## Start
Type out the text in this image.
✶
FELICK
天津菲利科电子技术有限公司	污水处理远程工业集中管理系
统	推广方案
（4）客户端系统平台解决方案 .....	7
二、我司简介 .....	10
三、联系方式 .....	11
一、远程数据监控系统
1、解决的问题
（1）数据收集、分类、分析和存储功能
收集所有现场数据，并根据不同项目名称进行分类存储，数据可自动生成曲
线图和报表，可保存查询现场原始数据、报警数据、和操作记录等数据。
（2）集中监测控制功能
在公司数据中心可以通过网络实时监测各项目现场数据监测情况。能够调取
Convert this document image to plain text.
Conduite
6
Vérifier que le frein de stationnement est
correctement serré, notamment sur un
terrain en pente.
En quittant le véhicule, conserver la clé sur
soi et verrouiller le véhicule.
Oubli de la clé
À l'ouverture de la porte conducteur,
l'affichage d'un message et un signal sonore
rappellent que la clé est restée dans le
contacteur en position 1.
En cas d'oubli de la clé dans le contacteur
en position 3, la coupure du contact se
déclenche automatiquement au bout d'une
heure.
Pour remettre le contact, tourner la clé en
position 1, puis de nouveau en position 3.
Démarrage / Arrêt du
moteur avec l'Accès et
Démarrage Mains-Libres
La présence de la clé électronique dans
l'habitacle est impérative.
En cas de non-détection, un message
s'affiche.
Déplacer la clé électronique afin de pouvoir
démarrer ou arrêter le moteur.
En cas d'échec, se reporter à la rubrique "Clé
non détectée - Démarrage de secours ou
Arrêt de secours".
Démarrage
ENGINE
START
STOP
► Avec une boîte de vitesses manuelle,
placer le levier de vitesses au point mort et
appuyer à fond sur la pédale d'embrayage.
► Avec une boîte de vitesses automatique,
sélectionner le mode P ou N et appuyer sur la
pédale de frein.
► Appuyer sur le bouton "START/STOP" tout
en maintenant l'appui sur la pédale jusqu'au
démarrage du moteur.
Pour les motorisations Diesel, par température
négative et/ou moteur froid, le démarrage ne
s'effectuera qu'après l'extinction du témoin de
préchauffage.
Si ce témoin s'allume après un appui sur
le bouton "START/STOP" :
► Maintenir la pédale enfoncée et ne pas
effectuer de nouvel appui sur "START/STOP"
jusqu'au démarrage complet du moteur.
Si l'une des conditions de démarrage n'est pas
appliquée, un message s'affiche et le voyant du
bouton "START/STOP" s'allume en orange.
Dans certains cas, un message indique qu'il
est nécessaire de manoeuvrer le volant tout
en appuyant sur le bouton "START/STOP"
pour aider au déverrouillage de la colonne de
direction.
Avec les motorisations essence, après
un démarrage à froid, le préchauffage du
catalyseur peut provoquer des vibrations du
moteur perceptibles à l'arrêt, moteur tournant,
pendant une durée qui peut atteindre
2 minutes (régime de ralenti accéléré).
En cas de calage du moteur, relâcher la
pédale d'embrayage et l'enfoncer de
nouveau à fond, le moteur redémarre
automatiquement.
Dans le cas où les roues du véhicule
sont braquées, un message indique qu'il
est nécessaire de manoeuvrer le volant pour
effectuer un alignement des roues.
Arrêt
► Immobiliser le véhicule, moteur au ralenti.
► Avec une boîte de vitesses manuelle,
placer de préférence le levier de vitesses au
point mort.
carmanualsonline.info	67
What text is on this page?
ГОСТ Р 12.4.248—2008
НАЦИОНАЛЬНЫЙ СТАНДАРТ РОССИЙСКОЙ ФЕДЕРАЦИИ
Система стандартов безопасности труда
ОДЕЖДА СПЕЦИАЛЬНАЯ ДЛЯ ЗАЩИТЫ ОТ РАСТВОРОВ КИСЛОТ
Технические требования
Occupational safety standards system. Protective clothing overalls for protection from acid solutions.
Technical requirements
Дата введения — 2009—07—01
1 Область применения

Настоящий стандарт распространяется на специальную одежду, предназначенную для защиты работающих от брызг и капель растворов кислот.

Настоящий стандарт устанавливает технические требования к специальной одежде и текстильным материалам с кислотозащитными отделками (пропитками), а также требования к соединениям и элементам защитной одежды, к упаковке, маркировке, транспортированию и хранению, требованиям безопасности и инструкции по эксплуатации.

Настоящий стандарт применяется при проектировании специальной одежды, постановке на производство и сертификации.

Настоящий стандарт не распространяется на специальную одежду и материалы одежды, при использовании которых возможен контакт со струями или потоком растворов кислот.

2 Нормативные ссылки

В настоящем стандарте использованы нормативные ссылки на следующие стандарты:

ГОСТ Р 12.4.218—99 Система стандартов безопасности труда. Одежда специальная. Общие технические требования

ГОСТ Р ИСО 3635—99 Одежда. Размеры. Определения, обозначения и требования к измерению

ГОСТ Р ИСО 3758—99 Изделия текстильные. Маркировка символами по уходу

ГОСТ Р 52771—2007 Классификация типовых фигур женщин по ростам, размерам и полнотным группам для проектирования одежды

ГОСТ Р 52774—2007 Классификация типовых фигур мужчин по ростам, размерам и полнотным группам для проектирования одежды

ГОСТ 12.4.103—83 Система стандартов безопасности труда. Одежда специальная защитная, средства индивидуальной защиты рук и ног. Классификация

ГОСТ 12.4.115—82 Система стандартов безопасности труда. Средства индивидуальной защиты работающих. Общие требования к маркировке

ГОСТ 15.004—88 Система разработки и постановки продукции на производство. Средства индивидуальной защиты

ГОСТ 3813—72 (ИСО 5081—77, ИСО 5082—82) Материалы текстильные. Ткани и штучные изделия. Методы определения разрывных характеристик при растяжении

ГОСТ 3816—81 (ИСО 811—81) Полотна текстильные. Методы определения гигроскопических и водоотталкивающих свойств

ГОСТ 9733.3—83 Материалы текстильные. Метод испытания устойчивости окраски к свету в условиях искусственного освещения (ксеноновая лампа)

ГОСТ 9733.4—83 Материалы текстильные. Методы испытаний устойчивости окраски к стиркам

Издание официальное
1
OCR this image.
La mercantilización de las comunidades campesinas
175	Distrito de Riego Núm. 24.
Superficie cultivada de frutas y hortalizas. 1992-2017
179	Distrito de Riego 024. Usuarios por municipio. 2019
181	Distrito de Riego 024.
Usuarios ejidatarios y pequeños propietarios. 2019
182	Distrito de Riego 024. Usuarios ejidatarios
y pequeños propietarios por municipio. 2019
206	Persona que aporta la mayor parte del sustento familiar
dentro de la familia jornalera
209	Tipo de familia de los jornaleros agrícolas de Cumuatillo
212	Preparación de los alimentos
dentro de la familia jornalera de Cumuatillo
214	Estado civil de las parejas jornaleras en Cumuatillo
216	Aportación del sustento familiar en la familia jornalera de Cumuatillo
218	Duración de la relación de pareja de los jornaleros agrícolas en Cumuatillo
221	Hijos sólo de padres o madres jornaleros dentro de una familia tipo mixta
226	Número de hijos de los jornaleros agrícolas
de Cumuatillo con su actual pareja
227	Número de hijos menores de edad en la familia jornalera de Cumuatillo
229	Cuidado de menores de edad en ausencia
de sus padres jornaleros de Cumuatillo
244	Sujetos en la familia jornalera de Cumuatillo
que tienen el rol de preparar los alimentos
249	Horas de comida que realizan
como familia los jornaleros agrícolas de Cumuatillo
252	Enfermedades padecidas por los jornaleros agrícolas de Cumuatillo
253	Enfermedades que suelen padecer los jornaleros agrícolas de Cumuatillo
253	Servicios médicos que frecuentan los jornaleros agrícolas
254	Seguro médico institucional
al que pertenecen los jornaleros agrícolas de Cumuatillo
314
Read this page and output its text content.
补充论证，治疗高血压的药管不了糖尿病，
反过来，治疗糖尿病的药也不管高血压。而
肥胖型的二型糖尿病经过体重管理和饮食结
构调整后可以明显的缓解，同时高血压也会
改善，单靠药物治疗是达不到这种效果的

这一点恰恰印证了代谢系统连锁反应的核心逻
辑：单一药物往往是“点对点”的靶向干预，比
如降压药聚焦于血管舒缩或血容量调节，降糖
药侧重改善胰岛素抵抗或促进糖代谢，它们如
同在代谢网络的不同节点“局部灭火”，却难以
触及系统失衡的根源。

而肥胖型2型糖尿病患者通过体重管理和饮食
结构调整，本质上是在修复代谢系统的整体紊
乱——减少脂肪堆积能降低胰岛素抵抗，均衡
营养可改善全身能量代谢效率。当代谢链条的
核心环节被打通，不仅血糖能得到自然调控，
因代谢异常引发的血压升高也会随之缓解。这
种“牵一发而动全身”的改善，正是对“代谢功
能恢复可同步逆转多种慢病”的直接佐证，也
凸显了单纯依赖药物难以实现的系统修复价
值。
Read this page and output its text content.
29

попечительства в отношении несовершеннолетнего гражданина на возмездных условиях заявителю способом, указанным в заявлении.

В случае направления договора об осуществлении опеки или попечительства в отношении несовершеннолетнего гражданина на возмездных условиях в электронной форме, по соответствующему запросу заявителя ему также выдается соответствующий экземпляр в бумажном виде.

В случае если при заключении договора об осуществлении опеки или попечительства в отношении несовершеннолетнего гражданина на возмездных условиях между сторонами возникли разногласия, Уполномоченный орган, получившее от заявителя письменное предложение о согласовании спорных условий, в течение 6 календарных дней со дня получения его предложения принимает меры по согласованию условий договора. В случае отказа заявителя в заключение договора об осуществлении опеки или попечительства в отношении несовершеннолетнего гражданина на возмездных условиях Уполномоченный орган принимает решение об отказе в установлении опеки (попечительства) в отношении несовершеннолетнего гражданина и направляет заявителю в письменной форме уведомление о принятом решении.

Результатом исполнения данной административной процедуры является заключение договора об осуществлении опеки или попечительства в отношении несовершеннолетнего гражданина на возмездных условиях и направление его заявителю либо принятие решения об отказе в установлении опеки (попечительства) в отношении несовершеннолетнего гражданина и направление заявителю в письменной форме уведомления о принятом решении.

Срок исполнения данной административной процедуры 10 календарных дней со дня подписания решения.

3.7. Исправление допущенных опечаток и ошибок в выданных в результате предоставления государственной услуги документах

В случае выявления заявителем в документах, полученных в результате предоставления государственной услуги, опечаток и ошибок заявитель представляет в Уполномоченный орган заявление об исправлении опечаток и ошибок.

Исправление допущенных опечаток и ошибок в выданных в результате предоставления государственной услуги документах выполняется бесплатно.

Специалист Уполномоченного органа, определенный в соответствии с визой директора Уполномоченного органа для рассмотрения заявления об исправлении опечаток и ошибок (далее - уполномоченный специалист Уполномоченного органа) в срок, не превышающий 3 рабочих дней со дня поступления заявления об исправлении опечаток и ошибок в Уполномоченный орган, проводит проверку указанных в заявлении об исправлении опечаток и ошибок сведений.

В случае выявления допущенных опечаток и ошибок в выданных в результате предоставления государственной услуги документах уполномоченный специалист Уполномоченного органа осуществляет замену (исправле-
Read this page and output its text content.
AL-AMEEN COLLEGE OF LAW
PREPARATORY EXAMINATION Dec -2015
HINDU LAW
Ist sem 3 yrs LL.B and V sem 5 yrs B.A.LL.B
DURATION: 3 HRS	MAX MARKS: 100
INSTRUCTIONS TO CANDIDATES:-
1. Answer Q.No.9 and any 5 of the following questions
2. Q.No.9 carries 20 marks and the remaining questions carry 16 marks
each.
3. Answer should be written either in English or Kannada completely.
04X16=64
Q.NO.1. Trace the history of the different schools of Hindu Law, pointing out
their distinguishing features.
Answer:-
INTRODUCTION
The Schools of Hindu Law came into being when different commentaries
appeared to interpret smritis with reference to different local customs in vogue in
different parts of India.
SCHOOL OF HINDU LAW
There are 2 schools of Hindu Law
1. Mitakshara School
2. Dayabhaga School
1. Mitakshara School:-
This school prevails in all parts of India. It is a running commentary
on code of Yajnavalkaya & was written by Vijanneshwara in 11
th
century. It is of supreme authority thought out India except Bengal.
## End
**Request:** Give only the number of lines in the listing above that include the string "Riego".

**Solution to the problem:** 4